- _Exercise prompt_: Below is a set of records; restate each one word for word.
— Start Data rows —
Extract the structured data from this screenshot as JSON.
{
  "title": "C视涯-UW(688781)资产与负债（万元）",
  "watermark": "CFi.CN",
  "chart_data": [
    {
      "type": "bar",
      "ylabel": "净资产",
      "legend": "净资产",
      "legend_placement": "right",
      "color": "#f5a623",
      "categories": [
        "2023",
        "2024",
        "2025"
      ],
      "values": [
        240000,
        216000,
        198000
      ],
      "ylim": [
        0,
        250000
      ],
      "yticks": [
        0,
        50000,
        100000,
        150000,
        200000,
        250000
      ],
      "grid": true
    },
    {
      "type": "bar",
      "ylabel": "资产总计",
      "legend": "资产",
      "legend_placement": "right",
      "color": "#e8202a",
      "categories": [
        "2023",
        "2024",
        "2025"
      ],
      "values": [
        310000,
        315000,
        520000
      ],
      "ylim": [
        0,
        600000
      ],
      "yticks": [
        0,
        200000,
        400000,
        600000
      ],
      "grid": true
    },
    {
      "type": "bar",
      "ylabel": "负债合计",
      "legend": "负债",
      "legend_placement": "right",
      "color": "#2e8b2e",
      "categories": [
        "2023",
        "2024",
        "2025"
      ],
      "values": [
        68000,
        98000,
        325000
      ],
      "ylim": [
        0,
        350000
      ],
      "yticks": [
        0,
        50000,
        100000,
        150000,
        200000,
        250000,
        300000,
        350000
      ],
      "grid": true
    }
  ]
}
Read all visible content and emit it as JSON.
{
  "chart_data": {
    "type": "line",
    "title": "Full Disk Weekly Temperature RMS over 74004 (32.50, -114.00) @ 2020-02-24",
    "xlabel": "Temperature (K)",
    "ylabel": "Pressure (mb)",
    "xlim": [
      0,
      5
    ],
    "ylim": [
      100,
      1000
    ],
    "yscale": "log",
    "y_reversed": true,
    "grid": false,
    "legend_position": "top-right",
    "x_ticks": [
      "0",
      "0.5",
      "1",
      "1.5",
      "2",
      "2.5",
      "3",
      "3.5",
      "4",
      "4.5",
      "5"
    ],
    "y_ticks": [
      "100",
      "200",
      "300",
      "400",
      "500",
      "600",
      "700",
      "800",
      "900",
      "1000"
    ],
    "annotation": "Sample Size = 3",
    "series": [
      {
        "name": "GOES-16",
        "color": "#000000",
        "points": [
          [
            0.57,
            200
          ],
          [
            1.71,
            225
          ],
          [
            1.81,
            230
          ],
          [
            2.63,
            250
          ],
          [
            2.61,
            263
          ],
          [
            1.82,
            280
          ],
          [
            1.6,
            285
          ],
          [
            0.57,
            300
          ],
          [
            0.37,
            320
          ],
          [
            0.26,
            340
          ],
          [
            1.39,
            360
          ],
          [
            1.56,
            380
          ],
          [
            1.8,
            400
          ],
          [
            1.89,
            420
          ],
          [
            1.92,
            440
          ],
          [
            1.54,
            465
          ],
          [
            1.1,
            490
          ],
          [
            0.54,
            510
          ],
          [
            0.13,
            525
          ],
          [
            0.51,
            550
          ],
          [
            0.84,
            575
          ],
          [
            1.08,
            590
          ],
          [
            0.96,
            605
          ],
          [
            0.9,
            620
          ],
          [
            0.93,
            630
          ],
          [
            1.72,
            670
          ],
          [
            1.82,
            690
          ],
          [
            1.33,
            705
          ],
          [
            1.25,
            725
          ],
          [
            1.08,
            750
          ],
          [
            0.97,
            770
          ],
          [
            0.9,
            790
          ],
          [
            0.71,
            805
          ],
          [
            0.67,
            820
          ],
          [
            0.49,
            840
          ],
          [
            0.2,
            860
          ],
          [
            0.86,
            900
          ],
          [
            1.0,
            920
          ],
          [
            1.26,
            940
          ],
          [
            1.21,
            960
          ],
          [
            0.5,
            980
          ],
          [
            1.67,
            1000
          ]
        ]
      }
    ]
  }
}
— End Data rows —
- _Finished exercise_:
Extract the structured data from this screenshot as JSON.
{
  "title": "C视涯-UW(688781)资产与负债（万元）",
  "watermark": "CFi.CN",
  "chart_data": [
    {
      "type": "bar",
      "ylabel": "净资产",
      "legend": "净资产",
      "legend_placement": "right",
      "color": "#f5a623",
      "categories": [
        "2023",
        "2024",
        "2025"
      ],
      "values": [
        240000,
        216000,
        198000
      ],
      "ylim": [
        0,
        250000
      ],
      "yticks": [
        0,
        50000,
        100000,
        150000,
        200000,
        250000
      ],
      "grid": true
    },
    {
      "type": "bar",
      "ylabel": "资产总计",
      "legend": "资产",
      "legend_placement": "right",
      "color": "#e8202a",
      "categories": [
        "2023",
        "2024",
        "2025"
      ],
      "values": [
        310000,
        315000,
        520000
      ],
      "ylim": [
        0,
        600000
      ],
      "yticks": [
        0,
        200000,
        400000,
        600000
      ],
      "grid": true
    },
    {
      "type": "bar",
      "ylabel": "负债合计",
      "legend": "负债",
      "legend_placement": "right",
      "color": "#2e8b2e",
      "categories": [
        "2023",
        "2024",
        "2025"
      ],
      "values": [
        68000,
        98000,
        325000
      ],
      "ylim": [
        0,
        350000
      ],
      "yticks": [
        0,
        50000,
        100000,
        150000,
        200000,
        250000,
        300000,
        350000
      ],
      "grid": true
    }
  ]
}
Read all visible content and emit it as JSON.
{
  "chart_data": {
    "type": "line",
    "title": "Full Disk Weekly Temperature RMS over 74004 (32.50, -114.00) @ 2020-02-24",
    "xlabel": "Temperature (K)",
    "ylabel": "Pressure (mb)",
    "xlim": [
      0,
      5
    ],
    "ylim": [
      100,
      1000
    ],
    "yscale": "log",
    "y_reversed": true,
    "grid": false,
    "legend_position": "top-right",
    "x_ticks": [
      "0",
      "0.5",
      "1",
      "1.5",
      "2",
      "2.5",
      "3",
      "3.5",
      "4",
      "4.5",
      "5"
    ],
    "y_ticks": [
      "100",
      "200",
      "300",
      "400",
      "500",
      "600",
      "700",
      "800",
      "900",
      "1000"
    ],
    "annotation": "Sample Size = 3",
    "series": [
      {
        "name": "GOES-16",
        "color": "#000000",
        "points": [
          [
            0.57,
            200
          ],
          [
            1.71,
            225
          ],
          [
            1.81,
            230
          ],
          [
            2.63,
            250
          ],
          [
            2.61,
            263
          ],
          [
            1.82,
            280
          ],
          [
            1.6,
            285
          ],
          [
            0.57,
            300
          ],
          [
            0.37,
            320
          ],
          [
            0.26,
            340
          ],
          [
            1.39,
            360
          ],
          [
            1.56,
            380
          ],
          [
            1.8,
            400
          ],
          [
            1.89,
            420
          ],
          [
            1.92,
            440
          ],
          [
            1.54,
            465
          ],
          [
            1.1,
            490
          ],
          [
            0.54,
            510
          ],
          [
            0.13,
            525
          ],
          [
            0.51,
            550
          ],
          [
            0.84,
            575
          ],
          [
            1.08,
            590
          ],
          [
            0.96,
            605
          ],
          [
            0.9,
            620
          ],
          [
            0.93,
            630
          ],
          [
            1.72,
            670
          ],
          [
            1.82,
            690
          ],
          [
            1.33,
            705
          ],
          [
            1.25,
            725
          ],
          [
            1.08,
            750
          ],
          [
            0.97,
            770
          ],
          [
            0.9,
            790
          ],
          [
            0.71,
            805
          ],
          [
            0.67,
            820
          ],
          [
            0.49,
            840
          ],
          [
            0.2,
            860
          ],
          [
            0.86,
            900
          ],
          [
            1.0,
            920
          ],
          [
            1.26,
            940
          ],
          [
            1.21,
            960
          ],
          [
            0.5,
            980
          ],
          [
            1.67,
            1000
          ]
        ]
      }
    ]
  }
}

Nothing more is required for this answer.